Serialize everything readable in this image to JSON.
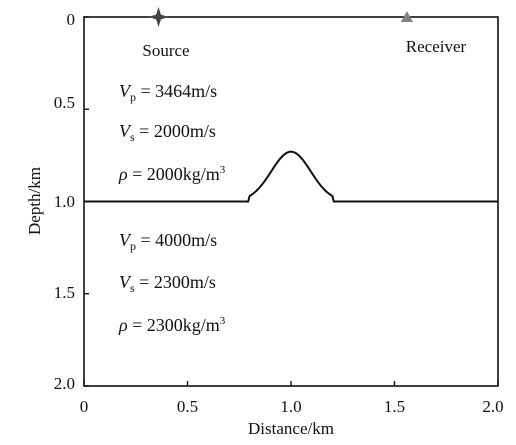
{
  "diagram": {
    "x_axis": {
      "label": "Distance/km",
      "ticks": [
        "0",
        "0.5",
        "1.0",
        "1.5",
        "2.0"
      ],
      "tick_values": [
        0,
        0.5,
        1.0,
        1.5,
        2.0
      ],
      "range": [
        0,
        2.0
      ]
    },
    "y_axis": {
      "label": "Depth/km",
      "ticks": [
        "0",
        "0.5",
        "1.0",
        "1.5",
        "2.0"
      ],
      "tick_values": [
        0,
        0.5,
        1.0,
        1.5,
        2.0
      ],
      "range": [
        0,
        2.0
      ]
    },
    "interface": {
      "flat_depth_km": 1.0,
      "bump_center_km": 1.0,
      "bump_peak_depth_km": 0.73,
      "bump_half_width_km": 0.2
    },
    "source": {
      "label": "Source",
      "distance_km": 0.36,
      "depth_km": 0,
      "icon": "star-icon",
      "color": "#444444"
    },
    "receiver": {
      "label": "Receiver",
      "distance_km": 1.56,
      "depth_km": 0,
      "icon": "triangle-icon",
      "color": "#808080"
    },
    "upper_layer": {
      "vp": {
        "symbol": "V",
        "sub": "p",
        "text": " = 3464m/s"
      },
      "vs": {
        "symbol": "V",
        "sub": "s",
        "text": " = 2000m/s"
      },
      "rho": {
        "symbol": "ρ",
        "text": " = 2000kg/m",
        "sup": "3"
      }
    },
    "lower_layer": {
      "vp": {
        "symbol": "V",
        "sub": "p",
        "text": " = 4000m/s"
      },
      "vs": {
        "symbol": "V",
        "sub": "s",
        "text": " = 2300m/s"
      },
      "rho": {
        "symbol": "ρ",
        "text": " = 2300kg/m",
        "sup": "3"
      }
    }
  }
}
══════════════════════════════
## Aim of the task
Reproduce all of the data exactly, omitting each picture it holds.

## Exercise response
Serialize everything readable in this image to JSON.
{
  "diagram": {
    "x_axis": {
      "label": "Distance/km",
      "ticks": [
        "0",
        "0.5",
        "1.0",
        "1.5",
        "2.0"
      ],
      "tick_values": [
        0,
        0.5,
        1.0,
        1.5,
        2.0
      ],
      "range": [
        0,
        2.0
      ]
    },
    "y_axis": {
      "label": "Depth/km",
      "ticks": [
        "0",
        "0.5",
        "1.0",
        "1.5",
        "2.0"
      ],
      "tick_values": [
        0,
        0.5,
        1.0,
        1.5,
        2.0
      ],
      "range": [
        0,
        2.0
      ]
    },
    "interface": {
      "flat_depth_km": 1.0,
      "bump_center_km": 1.0,
      "bump_peak_depth_km": 0.73,
      "bump_half_width_km": 0.2
    },
    "source": {
      "label": "Source",
      "distance_km": 0.36,
      "depth_km": 0,
      "icon": "star-icon",
      "color": "#444444"
    },
    "receiver": {
      "label": "Receiver",
      "distance_km": 1.56,
      "depth_km": 0,
      "icon": "triangle-icon",
      "color": "#808080"
    },
    "upper_layer": {
      "vp": {
        "symbol": "V",
        "sub": "p",
        "text": " = 3464m/s"
      },
      "vs": {
        "symbol": "V",
        "sub": "s",
        "text": " = 2000m/s"
      },
      "rho": {
        "symbol": "ρ",
        "text": " = 2000kg/m",
        "sup": "3"
      }
    },
    "lower_layer": {
      "vp": {
        "symbol": "V",
        "sub": "p",
        "text": " = 4000m/s"
      },
      "vs": {
        "symbol": "V",
        "sub": "s",
        "text": " = 2300m/s"
      },
      "rho": {
        "symbol": "ρ",
        "text": " = 2300kg/m",
        "sup": "3"
      }
    }
  }
}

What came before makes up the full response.